*Task details*
Copy the records that follow exactly as written, but not their pictures.

** START Records supplied **

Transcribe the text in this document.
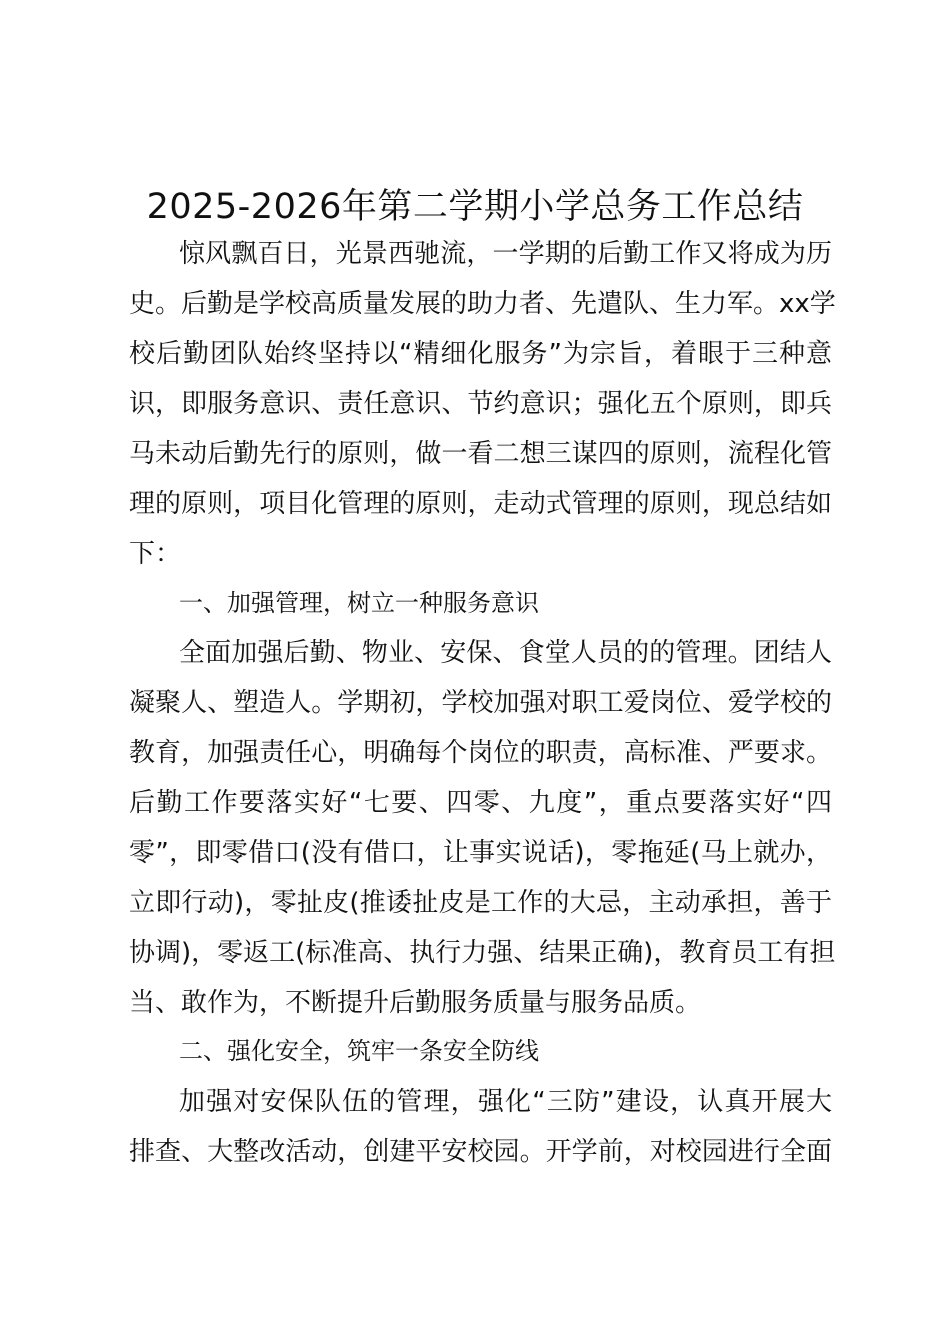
2025-2026年第二学期小学总务工作总结

惊风飘百日，光景西驰流，一学期的后勤工作又将成为历

史。后勤是学校高质量发展的助力者、先遣队、生力军。xx学

校后勤团队始终坚持以“精细化服务”为宗旨，着眼于三种意

识，即服务意识、责任意识、节约意识；强化五个原则，即兵

马未动后勤先行的原则，做一看二想三谋四的原则，流程化管

理的原则，项目化管理的原则，走动式管理的原则，现总结如

下：

一、加强管理，树立一种服务意识

全面加强后勤、物业、安保、食堂人员的的管理。团结人

凝聚人、塑造人。学期初，学校加强对职工爱岗位、爱学校的

教育，加强责任心，明确每个岗位的职责，高标准、严要求。

后勤工作要落实好“七要、四零、九度”，重点要落实好“四

零”，即零借口(没有借口，让事实说话)，零拖延(马上就办，

立即行动)，零扯皮(推诿扯皮是工作的大忌，主动承担，善于

协调)，零返工(标准高、执行力强、结果正确)，教育员工有担

当、敢作为，不断提升后勤服务质量与服务品质。

二、强化安全，筑牢一条安全防线

加强对安保队伍的管理，强化“三防”建设，认真开展大

排查、大整改活动，创建平安校园。开学前，对校园进行全面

** END Records supplied **

*Output of the task*
Transcribe the text in this document.
2025-2026年第二学期小学总务工作总结

惊风飘百日，光景西驰流，一学期的后勤工作又将成为历

史。后勤是学校高质量发展的助力者、先遣队、生力军。xx学

校后勤团队始终坚持以“精细化服务”为宗旨，着眼于三种意

识，即服务意识、责任意识、节约意识；强化五个原则，即兵

马未动后勤先行的原则，做一看二想三谋四的原则，流程化管

理的原则，项目化管理的原则，走动式管理的原则，现总结如

下：

一、加强管理，树立一种服务意识

全面加强后勤、物业、安保、食堂人员的的管理。团结人

凝聚人、塑造人。学期初，学校加强对职工爱岗位、爱学校的

教育，加强责任心，明确每个岗位的职责，高标准、严要求。

后勤工作要落实好“七要、四零、九度”，重点要落实好“四

零”，即零借口(没有借口，让事实说话)，零拖延(马上就办，

立即行动)，零扯皮(推诿扯皮是工作的大忌，主动承担，善于

协调)，零返工(标准高、执行力强、结果正确)，教育员工有担

当、敢作为，不断提升后勤服务质量与服务品质。

二、强化安全，筑牢一条安全防线

加强对安保队伍的管理，强化“三防”建设，认真开展大

排查、大整改活动，创建平安校园。开学前，对校园进行全面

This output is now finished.